───── Records supplied ─────

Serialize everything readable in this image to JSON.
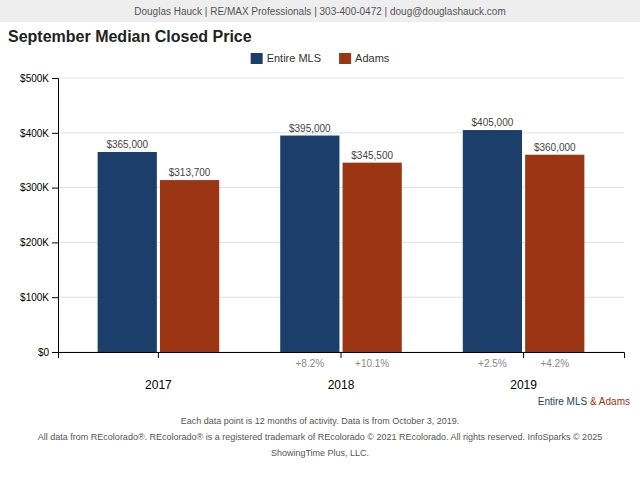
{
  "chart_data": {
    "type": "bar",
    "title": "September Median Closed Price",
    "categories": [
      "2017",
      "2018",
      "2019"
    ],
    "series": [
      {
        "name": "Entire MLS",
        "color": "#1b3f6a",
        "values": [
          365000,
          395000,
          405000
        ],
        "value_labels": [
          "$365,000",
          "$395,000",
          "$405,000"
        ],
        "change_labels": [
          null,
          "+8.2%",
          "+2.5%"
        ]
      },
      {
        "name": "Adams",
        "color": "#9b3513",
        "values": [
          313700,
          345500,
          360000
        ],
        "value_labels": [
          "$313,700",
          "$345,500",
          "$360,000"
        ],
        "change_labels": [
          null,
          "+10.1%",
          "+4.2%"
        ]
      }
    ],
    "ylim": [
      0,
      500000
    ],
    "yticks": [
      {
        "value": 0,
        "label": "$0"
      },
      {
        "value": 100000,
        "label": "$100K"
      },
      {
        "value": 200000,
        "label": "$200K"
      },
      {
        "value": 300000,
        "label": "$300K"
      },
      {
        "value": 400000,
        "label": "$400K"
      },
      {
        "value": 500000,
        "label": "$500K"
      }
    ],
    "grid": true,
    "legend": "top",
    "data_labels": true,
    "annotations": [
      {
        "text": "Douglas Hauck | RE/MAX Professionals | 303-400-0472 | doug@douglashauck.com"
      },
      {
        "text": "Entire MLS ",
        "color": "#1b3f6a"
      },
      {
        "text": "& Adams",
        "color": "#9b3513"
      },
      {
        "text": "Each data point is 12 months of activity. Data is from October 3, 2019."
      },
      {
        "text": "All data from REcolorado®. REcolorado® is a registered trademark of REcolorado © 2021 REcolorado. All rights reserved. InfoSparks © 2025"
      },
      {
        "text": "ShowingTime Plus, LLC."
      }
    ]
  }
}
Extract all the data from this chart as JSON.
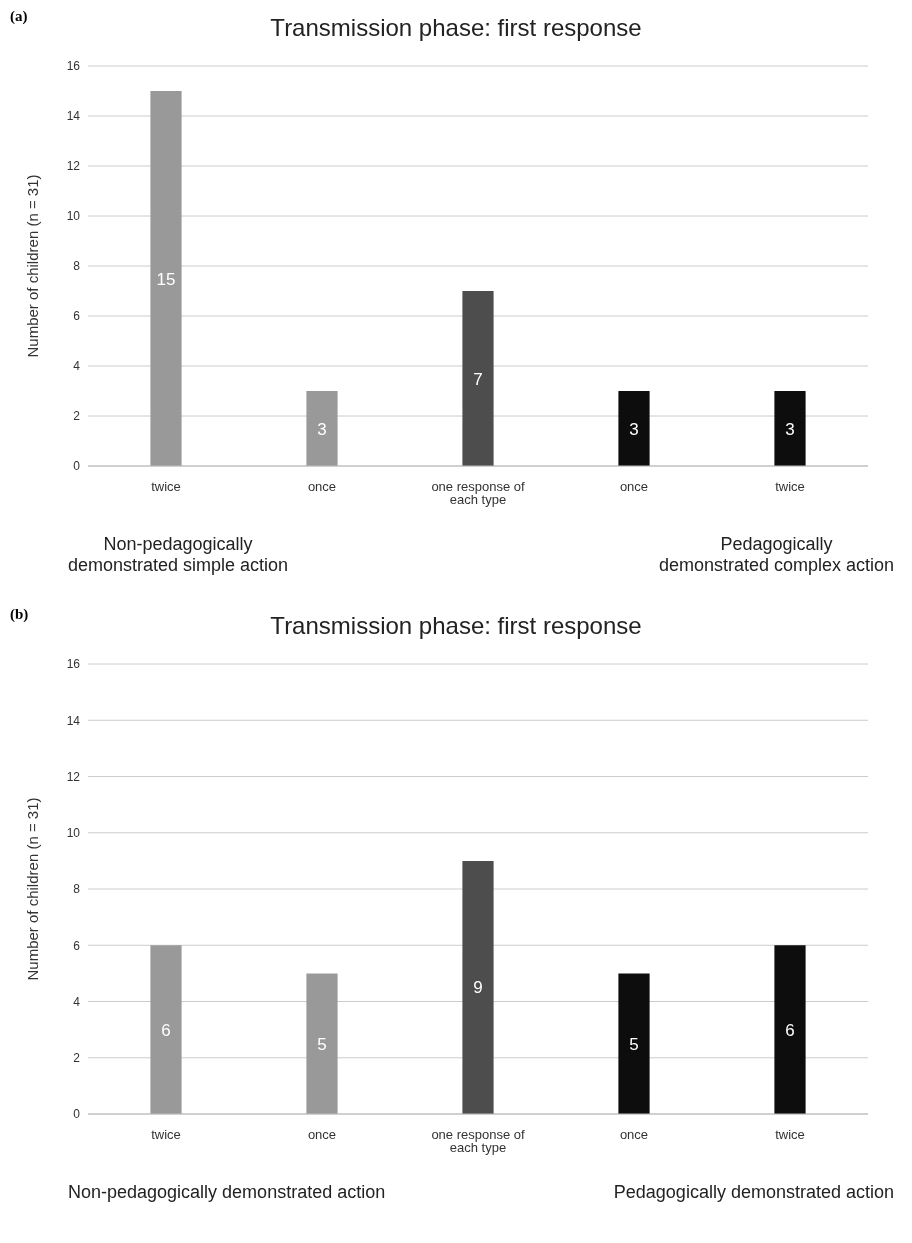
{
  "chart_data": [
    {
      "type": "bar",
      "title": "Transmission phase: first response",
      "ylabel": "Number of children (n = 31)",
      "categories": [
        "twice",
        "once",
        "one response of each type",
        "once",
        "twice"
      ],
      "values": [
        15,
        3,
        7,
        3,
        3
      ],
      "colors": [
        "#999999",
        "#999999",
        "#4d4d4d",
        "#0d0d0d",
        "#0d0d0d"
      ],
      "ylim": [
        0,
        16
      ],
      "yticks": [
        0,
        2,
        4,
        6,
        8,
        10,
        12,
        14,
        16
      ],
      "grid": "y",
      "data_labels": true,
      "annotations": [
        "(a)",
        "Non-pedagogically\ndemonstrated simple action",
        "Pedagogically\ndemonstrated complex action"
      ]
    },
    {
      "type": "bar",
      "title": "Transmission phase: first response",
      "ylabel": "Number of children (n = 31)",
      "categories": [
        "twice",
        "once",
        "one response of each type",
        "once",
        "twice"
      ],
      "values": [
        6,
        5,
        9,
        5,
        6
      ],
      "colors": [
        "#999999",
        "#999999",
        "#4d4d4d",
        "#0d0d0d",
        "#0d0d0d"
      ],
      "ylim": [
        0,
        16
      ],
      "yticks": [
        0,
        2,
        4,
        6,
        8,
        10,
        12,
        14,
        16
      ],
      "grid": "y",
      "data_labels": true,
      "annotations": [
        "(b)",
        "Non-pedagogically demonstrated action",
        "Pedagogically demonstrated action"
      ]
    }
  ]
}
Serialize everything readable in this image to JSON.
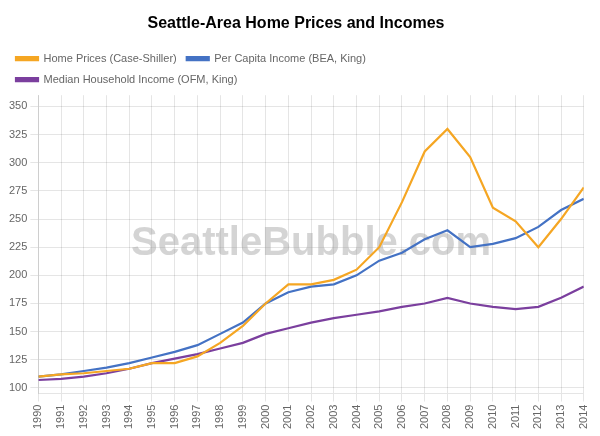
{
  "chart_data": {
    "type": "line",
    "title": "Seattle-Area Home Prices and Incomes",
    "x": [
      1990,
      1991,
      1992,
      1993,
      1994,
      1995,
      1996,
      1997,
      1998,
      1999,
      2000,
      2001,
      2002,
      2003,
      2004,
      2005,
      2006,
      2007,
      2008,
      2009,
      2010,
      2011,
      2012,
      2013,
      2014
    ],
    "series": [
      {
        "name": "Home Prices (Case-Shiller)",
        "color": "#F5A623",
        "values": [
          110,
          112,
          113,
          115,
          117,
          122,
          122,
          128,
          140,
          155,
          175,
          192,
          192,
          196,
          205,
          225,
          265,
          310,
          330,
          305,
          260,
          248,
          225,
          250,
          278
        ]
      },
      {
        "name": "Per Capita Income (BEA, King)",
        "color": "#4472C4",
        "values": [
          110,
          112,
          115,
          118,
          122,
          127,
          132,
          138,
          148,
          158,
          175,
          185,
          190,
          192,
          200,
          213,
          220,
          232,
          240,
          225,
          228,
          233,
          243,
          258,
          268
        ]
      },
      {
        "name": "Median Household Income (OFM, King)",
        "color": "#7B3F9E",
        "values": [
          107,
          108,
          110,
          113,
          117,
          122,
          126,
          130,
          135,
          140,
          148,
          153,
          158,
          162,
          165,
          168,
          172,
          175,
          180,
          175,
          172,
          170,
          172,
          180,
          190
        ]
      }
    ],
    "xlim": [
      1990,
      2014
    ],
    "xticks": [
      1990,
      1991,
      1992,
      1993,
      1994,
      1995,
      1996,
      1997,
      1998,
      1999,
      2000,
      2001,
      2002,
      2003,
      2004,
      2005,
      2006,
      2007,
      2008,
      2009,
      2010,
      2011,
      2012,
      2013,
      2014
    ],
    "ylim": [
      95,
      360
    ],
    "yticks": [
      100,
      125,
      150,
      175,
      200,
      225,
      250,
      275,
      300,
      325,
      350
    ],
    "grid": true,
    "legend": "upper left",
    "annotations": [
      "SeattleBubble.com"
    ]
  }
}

─────

▶ **Required work**: Pick every line with "King" in it and copy it.

▶ **The solution**:
        "name": "Per Capita Income (BEA, King)",
        "name": "Median Household Income (OFM, King)",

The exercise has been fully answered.